Exercise brief
Review the material line by line. Identify and copy every line that contains the string "description".

Data for this task
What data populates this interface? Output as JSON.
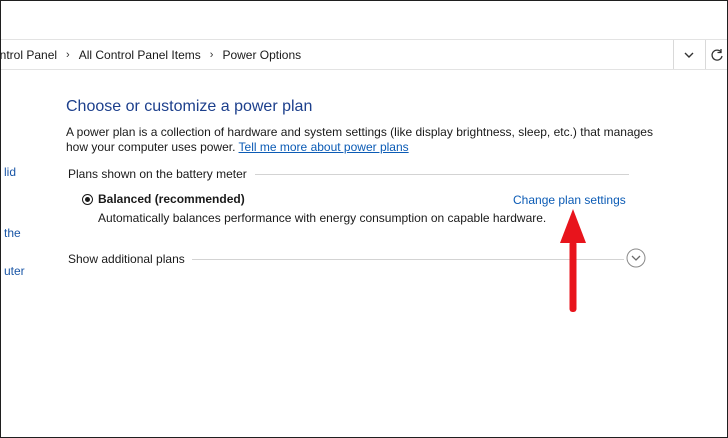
{
  "breadcrumb": {
    "items": [
      "ontrol Panel",
      "All Control Panel Items",
      "Power Options"
    ],
    "separator": "›"
  },
  "sidebar": {
    "fragments": [
      "lid",
      "the",
      "uter"
    ]
  },
  "main": {
    "title": "Choose or customize a power plan",
    "description": "A power plan is a collection of hardware and system settings (like display brightness, sleep, etc.) that manages how your computer uses power.",
    "learn_more_link": "Tell me more about power plans",
    "battery_section_label": "Plans shown on the battery meter",
    "plan": {
      "name": "Balanced (recommended)",
      "description": "Automatically balances performance with energy consumption on capable hardware.",
      "selected": true,
      "change_link": "Change plan settings"
    },
    "additional_plans_label": "Show additional plans"
  },
  "colors": {
    "heading": "#1c3f8c",
    "link": "#0b5bb5",
    "arrow": "#e8141c"
  },
  "icons": {
    "dropdown": "chevron-down-icon",
    "refresh": "refresh-icon",
    "expand": "circle-chevron-down-icon",
    "annotation": "red-arrow-icon"
  }
}
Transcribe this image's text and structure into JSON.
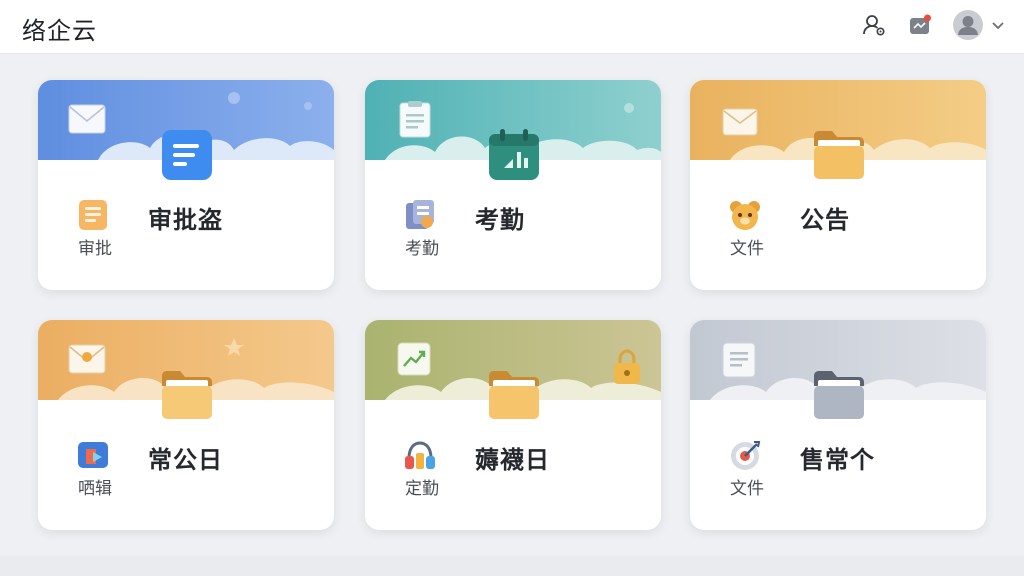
{
  "app": {
    "title": "络企云"
  },
  "toolbar": {
    "user_icon": "user-settings-icon",
    "message_icon": "message-notification-icon",
    "avatar_icon": "user-avatar-icon",
    "dropdown_icon": "chevron-down-icon"
  },
  "colors": {
    "blue": "#6b97e4",
    "teal": "#63bcc0",
    "orange": "#eebe70",
    "peach": "#eebc7d",
    "olive": "#b6bf82",
    "gray": "#ccd1d9"
  },
  "cards": [
    {
      "title": "审批盗",
      "label": "审批",
      "theme": "blue",
      "banner_icon": "envelope-icon",
      "center_icon": "document-icon",
      "small_icon": "document-icon"
    },
    {
      "title": "考勤",
      "label": "考勤",
      "theme": "teal",
      "banner_icon": "clipboard-icon",
      "center_icon": "calendar-icon",
      "small_icon": "attendance-icon"
    },
    {
      "title": "公告",
      "label": "文件",
      "theme": "orange",
      "banner_icon": "envelope-icon",
      "center_icon": "folder-icon",
      "small_icon": "bear-icon"
    },
    {
      "title": "常公日",
      "label": "哂辑",
      "theme": "peach",
      "banner_icon": "envelope-icon",
      "center_icon": "folder-icon",
      "small_icon": "app-icon"
    },
    {
      "title": "薅襪日",
      "label": "定勤",
      "theme": "olive",
      "banner_icon": "chart-icon",
      "center_icon": "folder-icon",
      "small_icon": "headphones-icon"
    },
    {
      "title": "售常个",
      "label": "文件",
      "theme": "gray",
      "banner_icon": "document-icon",
      "center_icon": "folder-icon",
      "small_icon": "target-icon"
    }
  ]
}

Answer to the task
    "description": "A power plan is a collection of hardware and system settings (like display brightness, sleep, etc.) that manages how your computer uses power.",
      "description": "Automatically balances performance with energy consumption on capable hardware.",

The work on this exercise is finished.